Stored entries
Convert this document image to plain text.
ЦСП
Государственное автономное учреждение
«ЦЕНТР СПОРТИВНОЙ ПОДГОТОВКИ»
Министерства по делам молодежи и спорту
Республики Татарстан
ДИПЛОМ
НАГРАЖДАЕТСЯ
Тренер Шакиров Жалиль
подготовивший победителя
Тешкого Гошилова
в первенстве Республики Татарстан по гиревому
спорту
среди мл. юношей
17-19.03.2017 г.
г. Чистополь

==

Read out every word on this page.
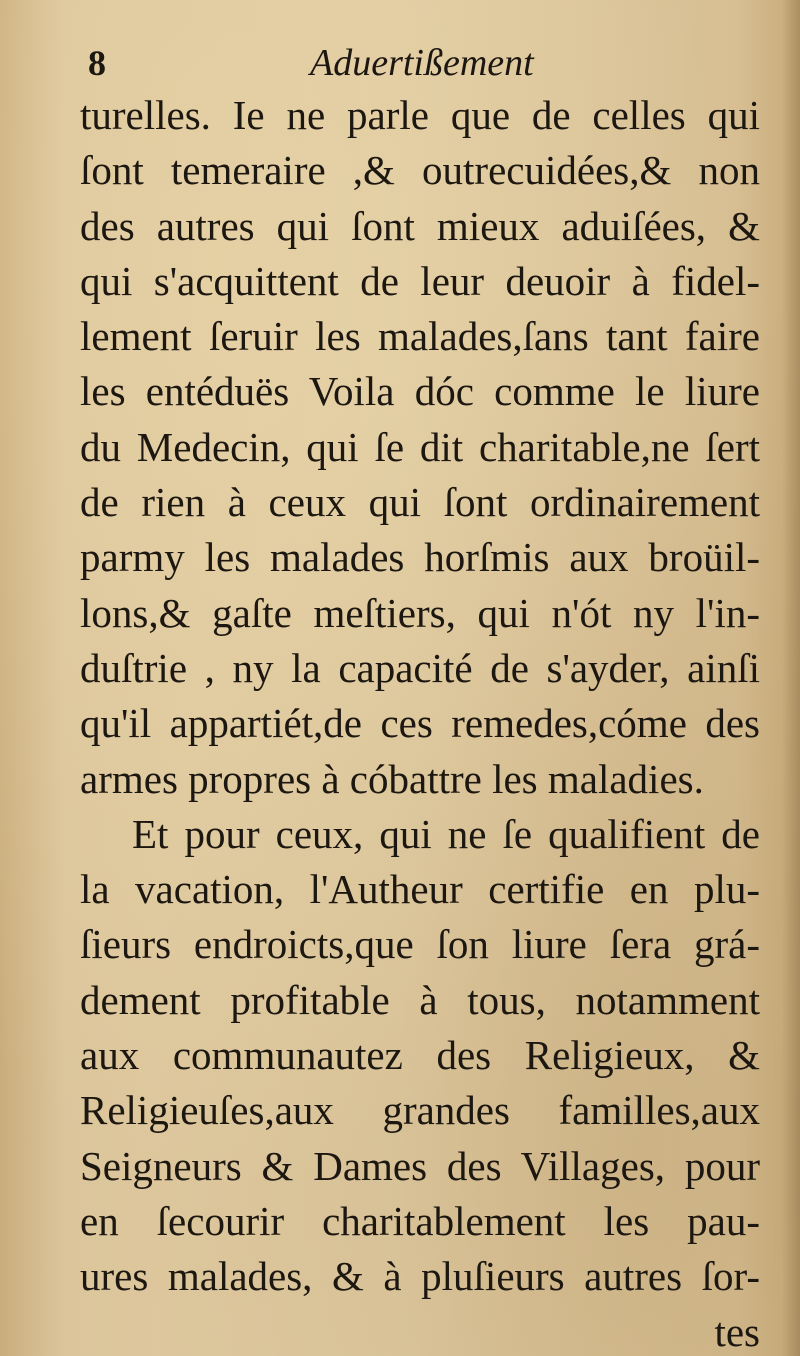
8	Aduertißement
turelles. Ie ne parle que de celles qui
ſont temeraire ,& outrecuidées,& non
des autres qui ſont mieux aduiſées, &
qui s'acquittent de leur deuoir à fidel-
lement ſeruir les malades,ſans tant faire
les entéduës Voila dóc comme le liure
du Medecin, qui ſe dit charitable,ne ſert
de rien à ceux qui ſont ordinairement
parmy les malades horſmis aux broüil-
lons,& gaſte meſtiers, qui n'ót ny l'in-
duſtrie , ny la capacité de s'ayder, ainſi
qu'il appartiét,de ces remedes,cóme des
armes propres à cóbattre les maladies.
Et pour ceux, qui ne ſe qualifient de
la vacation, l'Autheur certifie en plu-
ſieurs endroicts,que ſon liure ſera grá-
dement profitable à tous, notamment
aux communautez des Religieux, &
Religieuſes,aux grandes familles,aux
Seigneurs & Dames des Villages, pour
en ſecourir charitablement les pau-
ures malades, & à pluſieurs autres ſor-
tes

---

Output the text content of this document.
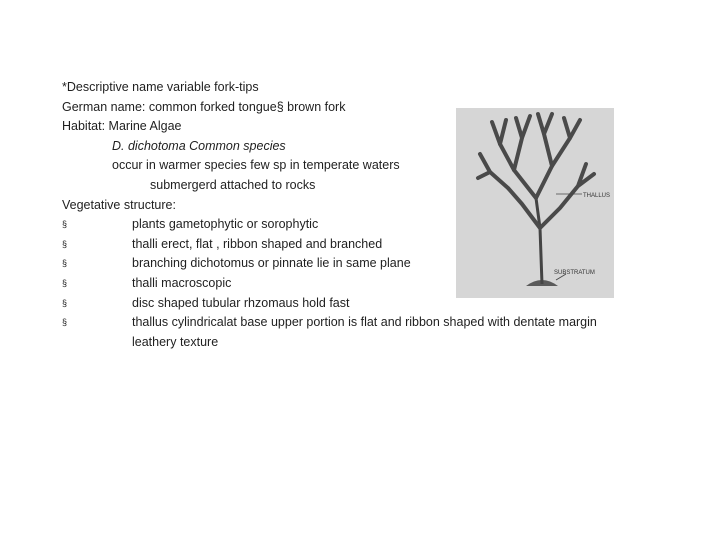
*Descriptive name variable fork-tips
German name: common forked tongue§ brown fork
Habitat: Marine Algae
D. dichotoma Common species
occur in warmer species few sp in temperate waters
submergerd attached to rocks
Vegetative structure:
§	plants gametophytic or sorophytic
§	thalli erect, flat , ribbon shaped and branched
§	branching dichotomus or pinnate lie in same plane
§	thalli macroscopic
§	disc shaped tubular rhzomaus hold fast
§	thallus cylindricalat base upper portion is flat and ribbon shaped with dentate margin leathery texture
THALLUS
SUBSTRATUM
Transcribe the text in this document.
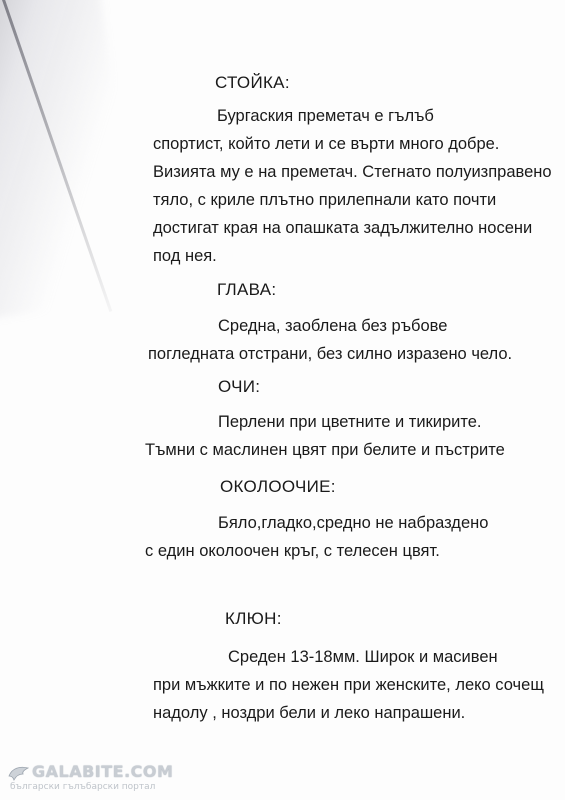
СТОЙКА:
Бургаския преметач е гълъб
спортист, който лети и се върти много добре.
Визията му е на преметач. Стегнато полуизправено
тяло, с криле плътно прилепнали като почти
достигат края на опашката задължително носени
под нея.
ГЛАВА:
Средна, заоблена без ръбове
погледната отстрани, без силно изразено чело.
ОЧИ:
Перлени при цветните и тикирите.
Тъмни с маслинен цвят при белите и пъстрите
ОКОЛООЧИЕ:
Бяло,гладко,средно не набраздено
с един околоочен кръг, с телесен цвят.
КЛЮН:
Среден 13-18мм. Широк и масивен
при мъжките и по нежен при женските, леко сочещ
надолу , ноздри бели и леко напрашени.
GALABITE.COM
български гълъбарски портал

## EXERCISE OBJECTIVE
Search the records for the word "malades" and copy every line where it occurs.

## ANSWER BELOW
lement ſeruir les malades,ſans tant faire
parmy les malades horſmis aux broüil-
ures malades, & à pluſieurs autres ſor-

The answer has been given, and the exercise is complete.